§ **TO BE DONE**
Restate the records below word for word, and omit the images they hold.

§ **GIVEN DATA**
#####

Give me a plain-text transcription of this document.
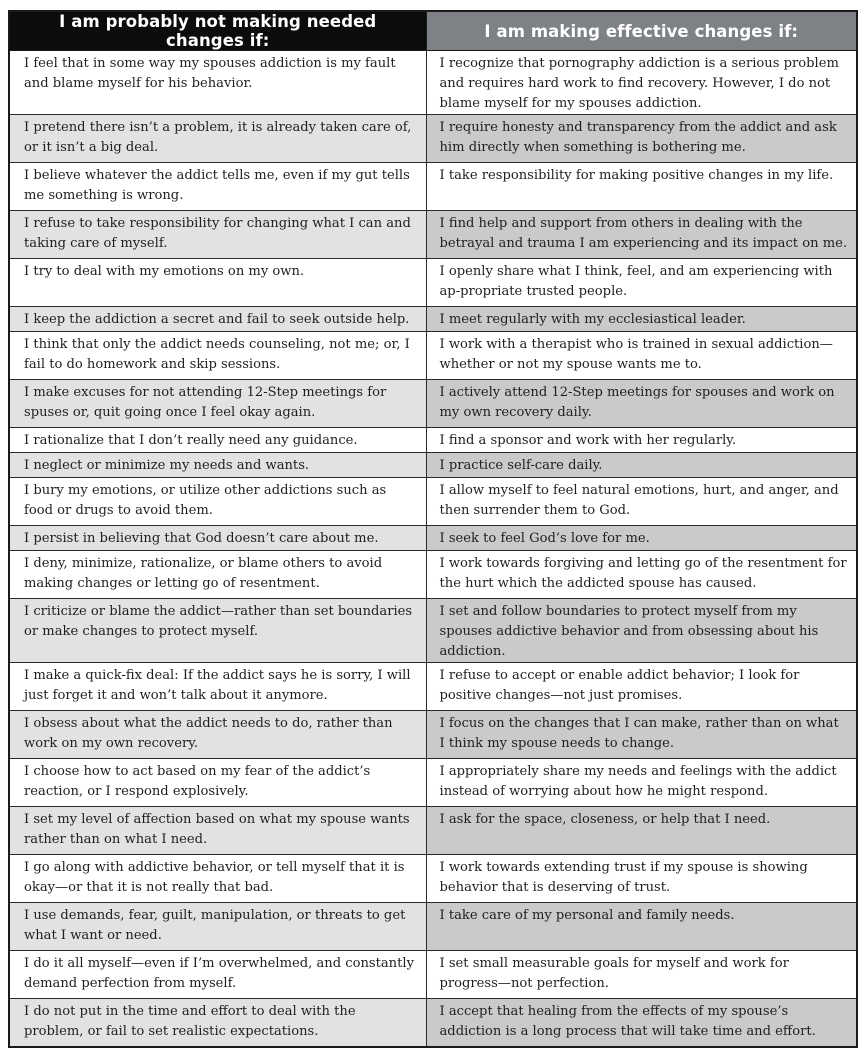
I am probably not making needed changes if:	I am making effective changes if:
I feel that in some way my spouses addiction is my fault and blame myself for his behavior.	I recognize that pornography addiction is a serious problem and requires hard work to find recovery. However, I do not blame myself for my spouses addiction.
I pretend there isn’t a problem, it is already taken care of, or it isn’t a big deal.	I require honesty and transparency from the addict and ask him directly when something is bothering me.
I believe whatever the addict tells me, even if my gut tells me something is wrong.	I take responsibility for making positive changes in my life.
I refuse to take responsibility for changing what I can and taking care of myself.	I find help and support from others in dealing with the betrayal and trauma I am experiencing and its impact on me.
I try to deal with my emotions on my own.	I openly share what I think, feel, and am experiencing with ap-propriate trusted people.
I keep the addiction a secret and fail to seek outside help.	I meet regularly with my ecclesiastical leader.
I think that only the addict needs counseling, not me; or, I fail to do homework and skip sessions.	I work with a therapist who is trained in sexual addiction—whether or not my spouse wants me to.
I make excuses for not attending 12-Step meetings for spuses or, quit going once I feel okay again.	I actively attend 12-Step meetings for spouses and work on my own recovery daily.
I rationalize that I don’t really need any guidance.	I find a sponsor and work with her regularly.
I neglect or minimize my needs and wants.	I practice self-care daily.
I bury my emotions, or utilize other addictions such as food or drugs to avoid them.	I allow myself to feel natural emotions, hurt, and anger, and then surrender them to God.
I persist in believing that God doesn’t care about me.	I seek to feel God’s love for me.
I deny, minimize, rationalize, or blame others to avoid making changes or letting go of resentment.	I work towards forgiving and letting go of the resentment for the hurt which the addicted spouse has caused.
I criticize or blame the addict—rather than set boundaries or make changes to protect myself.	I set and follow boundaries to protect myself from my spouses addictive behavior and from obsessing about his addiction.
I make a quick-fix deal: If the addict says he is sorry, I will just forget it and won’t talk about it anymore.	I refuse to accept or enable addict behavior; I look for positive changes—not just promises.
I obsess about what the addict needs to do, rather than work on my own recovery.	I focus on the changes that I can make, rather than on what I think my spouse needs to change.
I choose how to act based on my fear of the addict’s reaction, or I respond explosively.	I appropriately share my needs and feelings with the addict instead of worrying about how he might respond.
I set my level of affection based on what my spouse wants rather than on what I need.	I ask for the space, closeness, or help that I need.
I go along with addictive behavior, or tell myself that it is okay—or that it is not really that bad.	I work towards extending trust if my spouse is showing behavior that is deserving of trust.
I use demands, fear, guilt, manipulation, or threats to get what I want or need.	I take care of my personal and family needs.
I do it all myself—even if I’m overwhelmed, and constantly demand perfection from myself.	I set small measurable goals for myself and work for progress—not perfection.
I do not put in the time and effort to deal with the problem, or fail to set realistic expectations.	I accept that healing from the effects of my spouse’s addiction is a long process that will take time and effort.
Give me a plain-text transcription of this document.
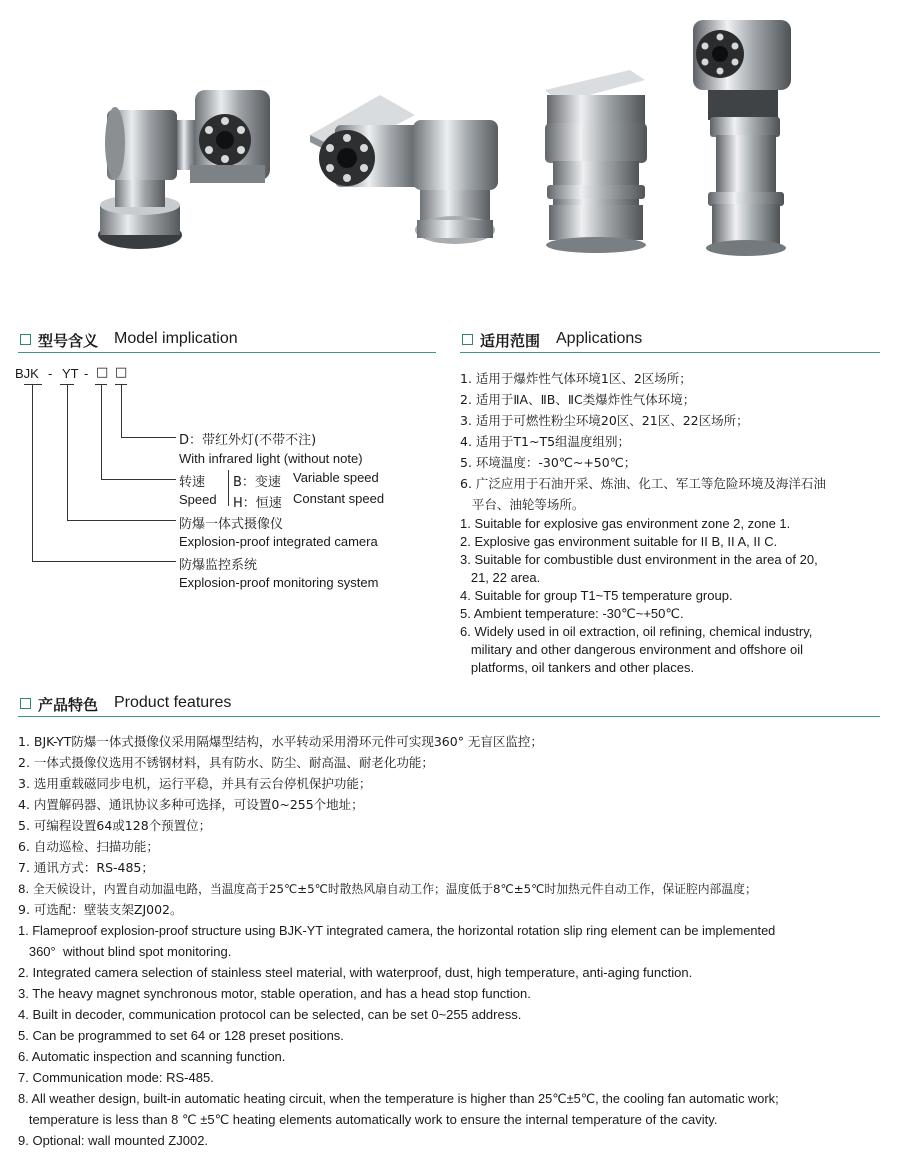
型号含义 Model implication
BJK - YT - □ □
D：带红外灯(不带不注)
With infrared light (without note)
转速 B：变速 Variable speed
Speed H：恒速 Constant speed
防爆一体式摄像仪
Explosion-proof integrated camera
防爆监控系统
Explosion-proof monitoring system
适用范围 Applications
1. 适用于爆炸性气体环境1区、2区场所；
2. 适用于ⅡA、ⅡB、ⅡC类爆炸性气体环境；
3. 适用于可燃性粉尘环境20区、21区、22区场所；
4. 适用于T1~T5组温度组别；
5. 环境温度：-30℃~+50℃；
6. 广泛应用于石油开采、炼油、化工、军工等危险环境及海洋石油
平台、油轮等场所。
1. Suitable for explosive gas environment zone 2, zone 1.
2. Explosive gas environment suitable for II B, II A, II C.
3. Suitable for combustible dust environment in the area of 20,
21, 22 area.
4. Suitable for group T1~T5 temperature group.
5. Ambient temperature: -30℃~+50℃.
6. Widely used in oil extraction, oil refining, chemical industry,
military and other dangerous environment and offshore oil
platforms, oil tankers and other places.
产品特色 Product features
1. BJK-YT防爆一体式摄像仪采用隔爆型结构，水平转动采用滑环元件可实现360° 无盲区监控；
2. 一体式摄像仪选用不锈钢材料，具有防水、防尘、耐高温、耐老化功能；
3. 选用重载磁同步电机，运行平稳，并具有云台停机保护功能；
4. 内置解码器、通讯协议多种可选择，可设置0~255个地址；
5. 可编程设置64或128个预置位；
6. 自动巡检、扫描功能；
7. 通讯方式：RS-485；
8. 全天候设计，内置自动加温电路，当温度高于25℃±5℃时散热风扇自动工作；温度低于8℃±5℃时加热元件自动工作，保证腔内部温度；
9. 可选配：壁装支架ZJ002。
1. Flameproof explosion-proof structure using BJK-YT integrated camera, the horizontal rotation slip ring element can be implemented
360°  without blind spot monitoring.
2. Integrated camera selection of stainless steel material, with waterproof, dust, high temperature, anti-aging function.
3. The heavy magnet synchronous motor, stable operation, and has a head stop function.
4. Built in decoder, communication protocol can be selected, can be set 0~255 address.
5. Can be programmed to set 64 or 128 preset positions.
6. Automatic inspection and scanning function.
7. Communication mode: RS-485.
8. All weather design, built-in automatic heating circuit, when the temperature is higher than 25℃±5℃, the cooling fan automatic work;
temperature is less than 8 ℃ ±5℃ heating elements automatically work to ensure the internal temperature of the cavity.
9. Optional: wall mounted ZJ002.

#####

§ **TASK RESPONSE**
Give me a plain-text transcription of this document.
I am probably not making needed changes if:	I am making effective changes if:
I feel that in some way my spouses addiction is my fault and blame myself for his behavior.	I recognize that pornography addiction is a serious problem and requires hard work to find recovery. However, I do not blame myself for my spouses addiction.
I pretend there isn’t a problem, it is already taken care of, or it isn’t a big deal.	I require honesty and transparency from the addict and ask him directly when something is bothering me.
I believe whatever the addict tells me, even if my gut tells me something is wrong.	I take responsibility for making positive changes in my life.
I refuse to take responsibility for changing what I can and taking care of myself.	I find help and support from others in dealing with the betrayal and trauma I am experiencing and its impact on me.
I try to deal with my emotions on my own.	I openly share what I think, feel, and am experiencing with ap-propriate trusted people.
I keep the addiction a secret and fail to seek outside help.	I meet regularly with my ecclesiastical leader.
I think that only the addict needs counseling, not me; or, I fail to do homework and skip sessions.	I work with a therapist who is trained in sexual addiction—whether or not my spouse wants me to.
I make excuses for not attending 12-Step meetings for spuses or, quit going once I feel okay again.	I actively attend 12-Step meetings for spouses and work on my own recovery daily.
I rationalize that I don’t really need any guidance.	I find a sponsor and work with her regularly.
I neglect or minimize my needs and wants.	I practice self-care daily.
I bury my emotions, or utilize other addictions such as food or drugs to avoid them.	I allow myself to feel natural emotions, hurt, and anger, and then surrender them to God.
I persist in believing that God doesn’t care about me.	I seek to feel God’s love for me.
I deny, minimize, rationalize, or blame others to avoid making changes or letting go of resentment.	I work towards forgiving and letting go of the resentment for the hurt which the addicted spouse has caused.
I criticize or blame the addict—rather than set boundaries or make changes to protect myself.	I set and follow boundaries to protect myself from my spouses addictive behavior and from obsessing about his addiction.
I make a quick-fix deal: If the addict says he is sorry, I will just forget it and won’t talk about it anymore.	I refuse to accept or enable addict behavior; I look for positive changes—not just promises.
I obsess about what the addict needs to do, rather than work on my own recovery.	I focus on the changes that I can make, rather than on what I think my spouse needs to change.
I choose how to act based on my fear of the addict’s reaction, or I respond explosively.	I appropriately share my needs and feelings with the addict instead of worrying about how he might respond.
I set my level of affection based on what my spouse wants rather than on what I need.	I ask for the space, closeness, or help that I need.
I go along with addictive behavior, or tell myself that it is okay—or that it is not really that bad.	I work towards extending trust if my spouse is showing behavior that is deserving of trust.
I use demands, fear, guilt, manipulation, or threats to get what I want or need.	I take care of my personal and family needs.
I do it all myself—even if I’m overwhelmed, and constantly demand perfection from myself.	I set small measurable goals for myself and work for progress—not perfection.
I do not put in the time and effort to deal with the problem, or fail to set realistic expectations.	I accept that healing from the effects of my spouse’s addiction is a long process that will take time and effort.
Give me a plain-text transcription of this document.
型号含义 Model implication
BJK - YT - □ □
D：带红外灯(不带不注)
With infrared light (without note)
转速 B：变速 Variable speed
Speed H：恒速 Constant speed
防爆一体式摄像仪
Explosion-proof integrated camera
防爆监控系统
Explosion-proof monitoring system
适用范围 Applications
1. 适用于爆炸性气体环境1区、2区场所；
2. 适用于ⅡA、ⅡB、ⅡC类爆炸性气体环境；
3. 适用于可燃性粉尘环境20区、21区、22区场所；
4. 适用于T1~T5组温度组别；
5. 环境温度：-30℃~+50℃；
6. 广泛应用于石油开采、炼油、化工、军工等危险环境及海洋石油
平台、油轮等场所。
1. Suitable for explosive gas environment zone 2, zone 1.
2. Explosive gas environment suitable for II B, II A, II C.
3. Suitable for combustible dust environment in the area of 20,
21, 22 area.
4. Suitable for group T1~T5 temperature group.
5. Ambient temperature: -30℃~+50℃.
6. Widely used in oil extraction, oil refining, chemical industry,
military and other dangerous environment and offshore oil
platforms, oil tankers and other places.
产品特色 Product features
1. BJK-YT防爆一体式摄像仪采用隔爆型结构，水平转动采用滑环元件可实现360° 无盲区监控；
2. 一体式摄像仪选用不锈钢材料，具有防水、防尘、耐高温、耐老化功能；
3. 选用重载磁同步电机，运行平稳，并具有云台停机保护功能；
4. 内置解码器、通讯协议多种可选择，可设置0~255个地址；
5. 可编程设置64或128个预置位；
6. 自动巡检、扫描功能；
7. 通讯方式：RS-485；
8. 全天候设计，内置自动加温电路，当温度高于25℃±5℃时散热风扇自动工作；温度低于8℃±5℃时加热元件自动工作，保证腔内部温度；
9. 可选配：壁装支架ZJ002。
1. Flameproof explosion-proof structure using BJK-YT integrated camera, the horizontal rotation slip ring element can be implemented
360°  without blind spot monitoring.
2. Integrated camera selection of stainless steel material, with waterproof, dust, high temperature, anti-aging function.
3. The heavy magnet synchronous motor, stable operation, and has a head stop function.
4. Built in decoder, communication protocol can be selected, can be set 0~255 address.
5. Can be programmed to set 64 or 128 preset positions.
6. Automatic inspection and scanning function.
7. Communication mode: RS-485.
8. All weather design, built-in automatic heating circuit, when the temperature is higher than 25℃±5℃, the cooling fan automatic work;
temperature is less than 8 ℃ ±5℃ heating elements automatically work to ensure the internal temperature of the cavity.
9. Optional: wall mounted ZJ002.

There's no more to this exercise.